▸ AVAILABLE RECORDS
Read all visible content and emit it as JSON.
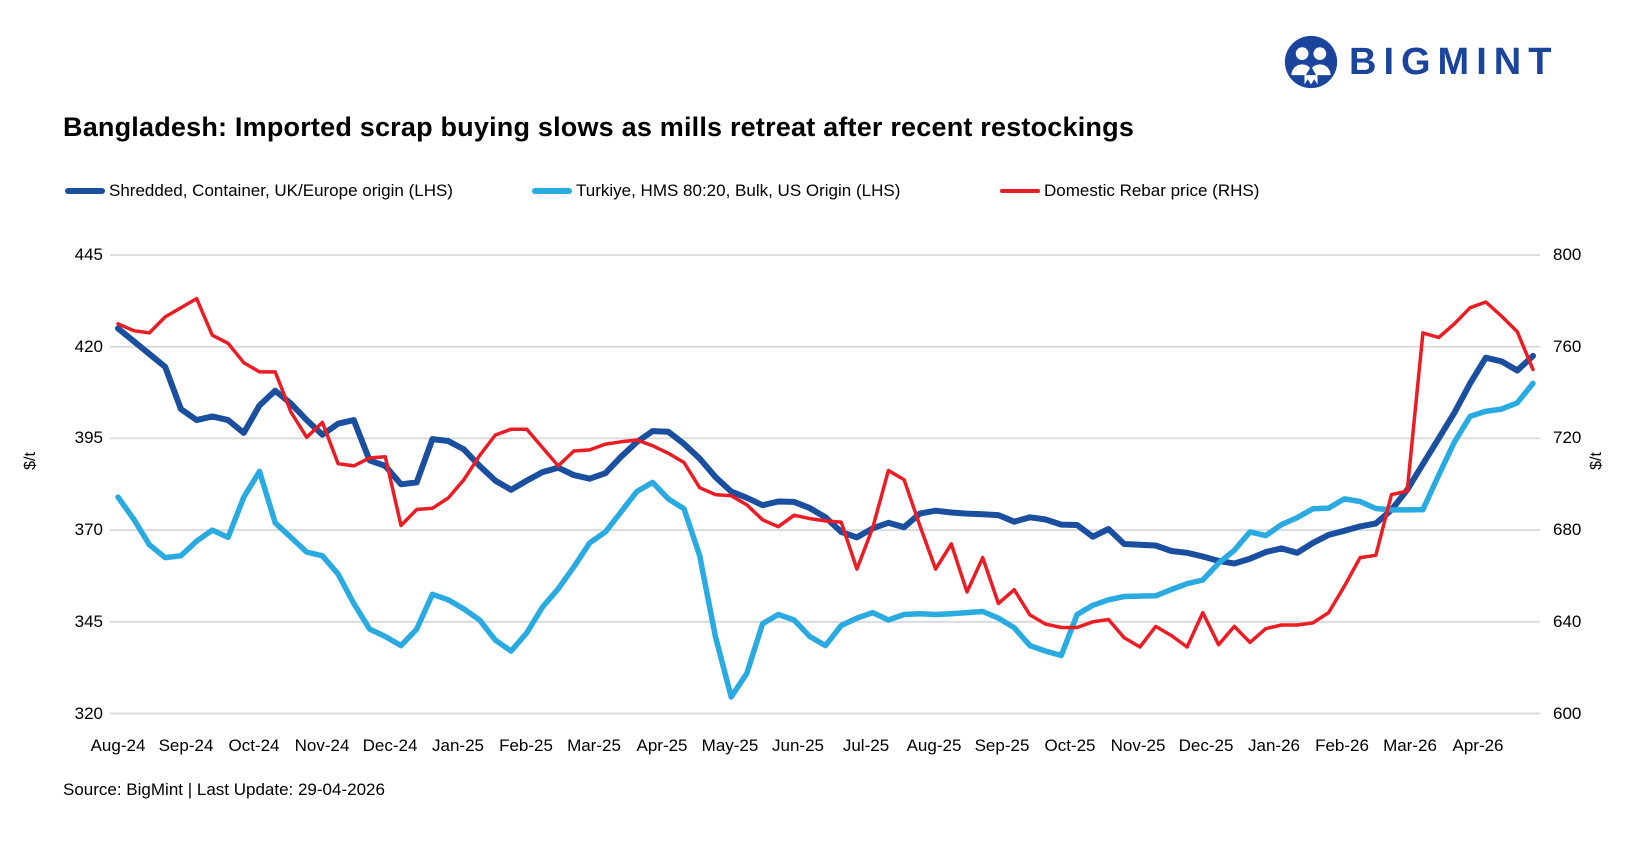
{
  "header": {
    "title": "Bangladesh: Imported scrap buying slows as mills retreat after recent restockings",
    "logo_text": "BIGMINT"
  },
  "brand": {
    "logo_color": "#1b459d"
  },
  "legend": [
    {
      "label": "Shredded, Container, UK/Europe origin (LHS)",
      "color": "#1a4e9e"
    },
    {
      "label": "Turkiye, HMS 80:20, Bulk, US Origin (LHS)",
      "color": "#29abe2"
    },
    {
      "label": "Domestic Rebar price (RHS)",
      "color": "#ec1c24"
    }
  ],
  "axes": {
    "left_label": "$/t",
    "right_label": "$/t",
    "left_ticks": [
      445,
      420,
      395,
      370,
      345,
      320
    ],
    "right_ticks": [
      800,
      760,
      720,
      680,
      640,
      600
    ]
  },
  "footer": {
    "source": "Source: BigMint | Last Update: 29-04-2026"
  },
  "chart_data": {
    "type": "line",
    "title": "Bangladesh: Imported scrap buying slows as mills retreat after recent restockings",
    "frequency": "weekly",
    "grid": "horizontal",
    "legend_position": "top",
    "xlabel": "",
    "ylabel_left": "$/t",
    "ylabel_right": "$/t",
    "ylim_left": [
      320,
      445
    ],
    "ylim_right": [
      600,
      800
    ],
    "x_tick_labels": [
      "Aug-24",
      "Sep-24",
      "Oct-24",
      "Nov-24",
      "Dec-24",
      "Jan-25",
      "Feb-25",
      "Mar-25",
      "Apr-25",
      "May-25",
      "Jun-25",
      "Jul-25",
      "Aug-25",
      "Sep-25",
      "Oct-25",
      "Nov-25",
      "Dec-25",
      "Jan-26",
      "Feb-26",
      "Mar-26",
      "Apr-26"
    ],
    "series": [
      {
        "name": "Shredded, Container, UK/Europe origin (LHS)",
        "axis": "left",
        "color": "#1a4e9e",
        "values": [
          425,
          421.5,
          418,
          414.5,
          403,
          400,
          401,
          400,
          396.5,
          404,
          408,
          404.5,
          400,
          396,
          399,
          400,
          389,
          387.5,
          382.5,
          383,
          394.8,
          394.3,
          392,
          387.5,
          383.5,
          381,
          383.5,
          385.8,
          387,
          385,
          384,
          385.5,
          390,
          394,
          397,
          396.8,
          393.5,
          389.5,
          384.5,
          380.5,
          378.8,
          376.8,
          377.8,
          377.7,
          376,
          373.5,
          369.5,
          368,
          370.5,
          372,
          370.8,
          374.5,
          375.3,
          374.8,
          374.5,
          374.3,
          374.1,
          372.3,
          373.5,
          372.9,
          371.5,
          371.4,
          368.2,
          370.3,
          366.2,
          366,
          365.8,
          364.3,
          363.8,
          362.8,
          361.6,
          360.9,
          362.2,
          364,
          365,
          363.8,
          366.5,
          368.7,
          369.8,
          371,
          371.8,
          375.5,
          381,
          388,
          395,
          402,
          410,
          417,
          416,
          413.5,
          417.5
        ]
      },
      {
        "name": "Turkiye, HMS 80:20, Bulk, US Origin (LHS)",
        "axis": "left",
        "color": "#29abe2",
        "values": [
          379,
          373,
          366,
          362.5,
          363,
          367,
          370,
          368,
          379,
          386,
          372,
          368,
          364,
          363,
          358,
          350,
          343,
          341,
          338.5,
          343,
          352.5,
          351,
          348.5,
          345.5,
          340,
          337,
          342,
          349,
          354,
          360,
          366.5,
          369.5,
          375,
          380.5,
          383,
          378.5,
          375.8,
          363,
          341,
          324.5,
          331,
          344.5,
          347,
          345.5,
          341,
          338.5,
          344,
          346,
          347.5,
          345.5,
          347,
          347.2,
          347,
          347.2,
          347.5,
          347.8,
          346,
          343.4,
          338.5,
          337,
          335.8,
          347,
          349.5,
          351,
          351.9,
          352,
          352.1,
          353.8,
          355.4,
          356.4,
          361,
          364.5,
          369.5,
          368.5,
          371.5,
          373.4,
          375.8,
          376,
          378.5,
          377.8,
          375.9,
          375.5,
          375.5,
          375.6,
          385,
          394,
          401,
          402.4,
          403,
          404.7,
          410
        ]
      },
      {
        "name": "Domestic Rebar price (RHS)",
        "axis": "right",
        "color": "#ec1c24",
        "values": [
          770,
          767,
          766,
          773,
          777,
          781,
          765,
          761.5,
          753,
          749,
          749,
          731.5,
          720.5,
          727,
          709,
          708,
          711.5,
          712,
          682,
          689,
          689.5,
          694,
          702,
          712.5,
          721.5,
          724,
          724,
          716,
          708,
          714.5,
          715,
          717.5,
          718.5,
          719.3,
          716.8,
          713.5,
          709.5,
          698.5,
          695.5,
          695,
          691,
          684.5,
          681.5,
          686.5,
          685,
          684,
          683.5,
          663,
          681,
          706,
          702,
          682,
          663,
          674,
          653,
          668,
          648,
          654,
          643,
          639,
          637.5,
          637.5,
          640,
          641,
          633,
          629,
          638,
          634,
          629,
          644,
          630,
          638,
          631,
          637,
          638.6,
          638.6,
          639.5,
          644,
          655.5,
          668,
          669,
          695.5,
          697,
          766,
          764,
          770,
          777,
          779.5,
          773.3,
          766.5,
          750
        ]
      }
    ]
  }
}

▸ TASK INSTRUCTIONS
Give back the entries verbatim. Do not include any picture.

▸ WRITTEN RESPONSE
Read all visible content and emit it as JSON.
{
  "header": {
    "title": "Bangladesh: Imported scrap buying slows as mills retreat after recent restockings",
    "logo_text": "BIGMINT"
  },
  "brand": {
    "logo_color": "#1b459d"
  },
  "legend": [
    {
      "label": "Shredded, Container, UK/Europe origin (LHS)",
      "color": "#1a4e9e"
    },
    {
      "label": "Turkiye, HMS 80:20, Bulk, US Origin (LHS)",
      "color": "#29abe2"
    },
    {
      "label": "Domestic Rebar price (RHS)",
      "color": "#ec1c24"
    }
  ],
  "axes": {
    "left_label": "$/t",
    "right_label": "$/t",
    "left_ticks": [
      445,
      420,
      395,
      370,
      345,
      320
    ],
    "right_ticks": [
      800,
      760,
      720,
      680,
      640,
      600
    ]
  },
  "footer": {
    "source": "Source: BigMint | Last Update: 29-04-2026"
  },
  "chart_data": {
    "type": "line",
    "title": "Bangladesh: Imported scrap buying slows as mills retreat after recent restockings",
    "frequency": "weekly",
    "grid": "horizontal",
    "legend_position": "top",
    "xlabel": "",
    "ylabel_left": "$/t",
    "ylabel_right": "$/t",
    "ylim_left": [
      320,
      445
    ],
    "ylim_right": [
      600,
      800
    ],
    "x_tick_labels": [
      "Aug-24",
      "Sep-24",
      "Oct-24",
      "Nov-24",
      "Dec-24",
      "Jan-25",
      "Feb-25",
      "Mar-25",
      "Apr-25",
      "May-25",
      "Jun-25",
      "Jul-25",
      "Aug-25",
      "Sep-25",
      "Oct-25",
      "Nov-25",
      "Dec-25",
      "Jan-26",
      "Feb-26",
      "Mar-26",
      "Apr-26"
    ],
    "series": [
      {
        "name": "Shredded, Container, UK/Europe origin (LHS)",
        "axis": "left",
        "color": "#1a4e9e",
        "values": [
          425,
          421.5,
          418,
          414.5,
          403,
          400,
          401,
          400,
          396.5,
          404,
          408,
          404.5,
          400,
          396,
          399,
          400,
          389,
          387.5,
          382.5,
          383,
          394.8,
          394.3,
          392,
          387.5,
          383.5,
          381,
          383.5,
          385.8,
          387,
          385,
          384,
          385.5,
          390,
          394,
          397,
          396.8,
          393.5,
          389.5,
          384.5,
          380.5,
          378.8,
          376.8,
          377.8,
          377.7,
          376,
          373.5,
          369.5,
          368,
          370.5,
          372,
          370.8,
          374.5,
          375.3,
          374.8,
          374.5,
          374.3,
          374.1,
          372.3,
          373.5,
          372.9,
          371.5,
          371.4,
          368.2,
          370.3,
          366.2,
          366,
          365.8,
          364.3,
          363.8,
          362.8,
          361.6,
          360.9,
          362.2,
          364,
          365,
          363.8,
          366.5,
          368.7,
          369.8,
          371,
          371.8,
          375.5,
          381,
          388,
          395,
          402,
          410,
          417,
          416,
          413.5,
          417.5
        ]
      },
      {
        "name": "Turkiye, HMS 80:20, Bulk, US Origin (LHS)",
        "axis": "left",
        "color": "#29abe2",
        "values": [
          379,
          373,
          366,
          362.5,
          363,
          367,
          370,
          368,
          379,
          386,
          372,
          368,
          364,
          363,
          358,
          350,
          343,
          341,
          338.5,
          343,
          352.5,
          351,
          348.5,
          345.5,
          340,
          337,
          342,
          349,
          354,
          360,
          366.5,
          369.5,
          375,
          380.5,
          383,
          378.5,
          375.8,
          363,
          341,
          324.5,
          331,
          344.5,
          347,
          345.5,
          341,
          338.5,
          344,
          346,
          347.5,
          345.5,
          347,
          347.2,
          347,
          347.2,
          347.5,
          347.8,
          346,
          343.4,
          338.5,
          337,
          335.8,
          347,
          349.5,
          351,
          351.9,
          352,
          352.1,
          353.8,
          355.4,
          356.4,
          361,
          364.5,
          369.5,
          368.5,
          371.5,
          373.4,
          375.8,
          376,
          378.5,
          377.8,
          375.9,
          375.5,
          375.5,
          375.6,
          385,
          394,
          401,
          402.4,
          403,
          404.7,
          410
        ]
      },
      {
        "name": "Domestic Rebar price (RHS)",
        "axis": "right",
        "color": "#ec1c24",
        "values": [
          770,
          767,
          766,
          773,
          777,
          781,
          765,
          761.5,
          753,
          749,
          749,
          731.5,
          720.5,
          727,
          709,
          708,
          711.5,
          712,
          682,
          689,
          689.5,
          694,
          702,
          712.5,
          721.5,
          724,
          724,
          716,
          708,
          714.5,
          715,
          717.5,
          718.5,
          719.3,
          716.8,
          713.5,
          709.5,
          698.5,
          695.5,
          695,
          691,
          684.5,
          681.5,
          686.5,
          685,
          684,
          683.5,
          663,
          681,
          706,
          702,
          682,
          663,
          674,
          653,
          668,
          648,
          654,
          643,
          639,
          637.5,
          637.5,
          640,
          641,
          633,
          629,
          638,
          634,
          629,
          644,
          630,
          638,
          631,
          637,
          638.6,
          638.6,
          639.5,
          644,
          655.5,
          668,
          669,
          695.5,
          697,
          766,
          764,
          770,
          777,
          779.5,
          773.3,
          766.5,
          750
        ]
      }
    ]
  }
}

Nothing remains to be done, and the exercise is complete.